§ **Exercise directions**
Take the data that follows and retype it word for word.

§ **Rows**
○ ○ ○
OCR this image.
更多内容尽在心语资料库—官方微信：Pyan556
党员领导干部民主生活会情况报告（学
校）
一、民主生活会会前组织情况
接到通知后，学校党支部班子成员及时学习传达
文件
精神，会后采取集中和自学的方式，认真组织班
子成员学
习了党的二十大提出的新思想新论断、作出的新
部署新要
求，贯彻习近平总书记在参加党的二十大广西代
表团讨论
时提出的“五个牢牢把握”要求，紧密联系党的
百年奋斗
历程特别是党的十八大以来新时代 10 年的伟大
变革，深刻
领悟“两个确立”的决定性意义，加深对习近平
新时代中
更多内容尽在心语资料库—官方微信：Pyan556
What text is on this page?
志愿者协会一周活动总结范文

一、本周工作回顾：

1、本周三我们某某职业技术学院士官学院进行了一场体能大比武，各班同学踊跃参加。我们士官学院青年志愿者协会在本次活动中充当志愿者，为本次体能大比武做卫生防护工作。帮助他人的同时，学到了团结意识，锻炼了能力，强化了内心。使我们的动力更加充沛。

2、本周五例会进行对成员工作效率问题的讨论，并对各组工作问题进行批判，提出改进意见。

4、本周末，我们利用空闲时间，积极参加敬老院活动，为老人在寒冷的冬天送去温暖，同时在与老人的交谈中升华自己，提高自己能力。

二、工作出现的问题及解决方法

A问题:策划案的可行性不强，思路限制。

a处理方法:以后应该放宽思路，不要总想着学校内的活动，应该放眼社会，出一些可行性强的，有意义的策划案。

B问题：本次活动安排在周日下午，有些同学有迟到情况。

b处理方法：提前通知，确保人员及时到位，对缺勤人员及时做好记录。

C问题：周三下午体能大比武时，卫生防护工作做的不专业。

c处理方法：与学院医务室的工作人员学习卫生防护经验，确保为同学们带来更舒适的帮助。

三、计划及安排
○ ○ ○
§ **Exercise result**
OCR this image.
更多内容尽在心语资料库—官方微信：Pyan556
党员领导干部民主生活会情况报告（学
校）
一、民主生活会会前组织情况
接到通知后，学校党支部班子成员及时学习传达
文件
精神，会后采取集中和自学的方式，认真组织班
子成员学
习了党的二十大提出的新思想新论断、作出的新
部署新要
求，贯彻习近平总书记在参加党的二十大广西代
表团讨论
时提出的“五个牢牢把握”要求，紧密联系党的
百年奋斗
历程特别是党的十八大以来新时代 10 年的伟大
变革，深刻
领悟“两个确立”的决定性意义，加深对习近平
新时代中
更多内容尽在心语资料库—官方微信：Pyan556
What text is on this page?
志愿者协会一周活动总结范文

一、本周工作回顾：

1、本周三我们某某职业技术学院士官学院进行了一场体能大比武，各班同学踊跃参加。我们士官学院青年志愿者协会在本次活动中充当志愿者，为本次体能大比武做卫生防护工作。帮助他人的同时，学到了团结意识，锻炼了能力，强化了内心。使我们的动力更加充沛。

2、本周五例会进行对成员工作效率问题的讨论，并对各组工作问题进行批判，提出改进意见。

4、本周末，我们利用空闲时间，积极参加敬老院活动，为老人在寒冷的冬天送去温暖，同时在与老人的交谈中升华自己，提高自己能力。

二、工作出现的问题及解决方法

A问题:策划案的可行性不强，思路限制。

a处理方法:以后应该放宽思路，不要总想着学校内的活动，应该放眼社会，出一些可行性强的，有意义的策划案。

B问题：本次活动安排在周日下午，有些同学有迟到情况。

b处理方法：提前通知，确保人员及时到位，对缺勤人员及时做好记录。

C问题：周三下午体能大比武时，卫生防护工作做的不专业。

c处理方法：与学院医务室的工作人员学习卫生防护经验，确保为同学们带来更舒适的帮助。

三、计划及安排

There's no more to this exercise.